━━━━━ Extracted information

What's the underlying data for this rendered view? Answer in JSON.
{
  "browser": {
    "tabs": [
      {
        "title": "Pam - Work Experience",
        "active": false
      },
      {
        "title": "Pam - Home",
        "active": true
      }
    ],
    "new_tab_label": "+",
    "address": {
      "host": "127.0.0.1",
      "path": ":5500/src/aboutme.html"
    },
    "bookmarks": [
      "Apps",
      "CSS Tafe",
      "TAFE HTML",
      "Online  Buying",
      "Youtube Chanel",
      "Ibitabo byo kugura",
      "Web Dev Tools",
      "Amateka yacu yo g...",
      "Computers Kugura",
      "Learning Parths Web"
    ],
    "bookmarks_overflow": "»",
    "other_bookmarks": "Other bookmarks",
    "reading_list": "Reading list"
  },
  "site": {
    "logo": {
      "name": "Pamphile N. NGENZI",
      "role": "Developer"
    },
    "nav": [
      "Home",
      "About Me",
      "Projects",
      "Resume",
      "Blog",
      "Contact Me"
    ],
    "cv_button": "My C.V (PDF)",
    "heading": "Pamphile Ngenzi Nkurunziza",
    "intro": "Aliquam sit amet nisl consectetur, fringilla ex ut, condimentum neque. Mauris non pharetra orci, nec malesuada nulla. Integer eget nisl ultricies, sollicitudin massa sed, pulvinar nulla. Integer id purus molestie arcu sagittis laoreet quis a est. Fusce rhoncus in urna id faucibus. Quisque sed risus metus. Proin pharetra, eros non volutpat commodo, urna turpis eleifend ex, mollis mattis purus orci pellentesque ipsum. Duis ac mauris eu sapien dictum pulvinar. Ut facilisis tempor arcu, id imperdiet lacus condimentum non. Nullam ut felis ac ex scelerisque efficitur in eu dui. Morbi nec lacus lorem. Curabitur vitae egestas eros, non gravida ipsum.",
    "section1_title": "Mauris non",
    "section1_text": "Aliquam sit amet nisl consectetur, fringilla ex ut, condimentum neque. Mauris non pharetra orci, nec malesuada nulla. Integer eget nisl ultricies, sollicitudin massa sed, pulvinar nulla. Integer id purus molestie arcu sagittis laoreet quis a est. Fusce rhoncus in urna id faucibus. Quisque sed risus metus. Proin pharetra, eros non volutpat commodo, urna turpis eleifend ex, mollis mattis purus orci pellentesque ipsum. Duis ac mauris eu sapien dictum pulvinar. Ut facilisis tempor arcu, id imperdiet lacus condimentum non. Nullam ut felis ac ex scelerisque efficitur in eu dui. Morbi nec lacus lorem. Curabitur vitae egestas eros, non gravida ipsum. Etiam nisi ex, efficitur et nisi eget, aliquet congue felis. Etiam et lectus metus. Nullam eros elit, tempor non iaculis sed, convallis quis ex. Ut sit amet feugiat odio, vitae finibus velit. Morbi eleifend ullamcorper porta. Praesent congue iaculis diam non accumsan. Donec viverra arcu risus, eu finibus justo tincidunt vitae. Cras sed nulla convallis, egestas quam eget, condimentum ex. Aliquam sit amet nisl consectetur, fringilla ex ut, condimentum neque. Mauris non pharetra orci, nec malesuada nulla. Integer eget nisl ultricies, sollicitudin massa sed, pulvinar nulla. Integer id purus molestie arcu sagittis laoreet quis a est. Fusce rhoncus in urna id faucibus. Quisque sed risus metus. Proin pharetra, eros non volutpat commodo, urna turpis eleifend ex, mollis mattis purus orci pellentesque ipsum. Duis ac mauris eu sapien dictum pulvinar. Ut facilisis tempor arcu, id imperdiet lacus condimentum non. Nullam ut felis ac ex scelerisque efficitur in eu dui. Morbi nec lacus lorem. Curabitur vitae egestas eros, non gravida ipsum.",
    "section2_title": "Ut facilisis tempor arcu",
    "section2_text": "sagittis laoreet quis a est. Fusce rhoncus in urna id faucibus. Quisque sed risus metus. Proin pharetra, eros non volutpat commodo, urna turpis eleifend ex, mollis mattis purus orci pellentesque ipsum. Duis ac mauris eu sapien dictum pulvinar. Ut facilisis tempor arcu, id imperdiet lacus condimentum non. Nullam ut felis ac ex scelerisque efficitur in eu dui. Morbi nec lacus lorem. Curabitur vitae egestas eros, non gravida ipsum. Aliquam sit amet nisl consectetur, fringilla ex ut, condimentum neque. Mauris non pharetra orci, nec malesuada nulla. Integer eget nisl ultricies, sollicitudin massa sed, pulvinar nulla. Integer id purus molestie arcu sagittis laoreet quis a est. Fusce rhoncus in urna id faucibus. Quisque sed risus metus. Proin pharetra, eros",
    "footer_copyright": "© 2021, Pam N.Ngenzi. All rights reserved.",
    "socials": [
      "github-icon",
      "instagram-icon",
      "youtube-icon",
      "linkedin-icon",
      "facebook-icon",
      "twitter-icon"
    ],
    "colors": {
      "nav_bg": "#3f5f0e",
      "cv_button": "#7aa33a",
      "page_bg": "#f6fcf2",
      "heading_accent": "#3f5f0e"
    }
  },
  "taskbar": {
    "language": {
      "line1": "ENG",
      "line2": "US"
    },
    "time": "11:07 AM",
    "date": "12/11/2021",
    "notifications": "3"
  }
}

━━━━━━━━━━

■ Set problem ■
Read through the lines above and collect those that contain the string "icon".

■ Written response ■
      "github-icon",
      "instagram-icon",
      "youtube-icon",
      "linkedin-icon",
      "facebook-icon",
      "twitter-icon"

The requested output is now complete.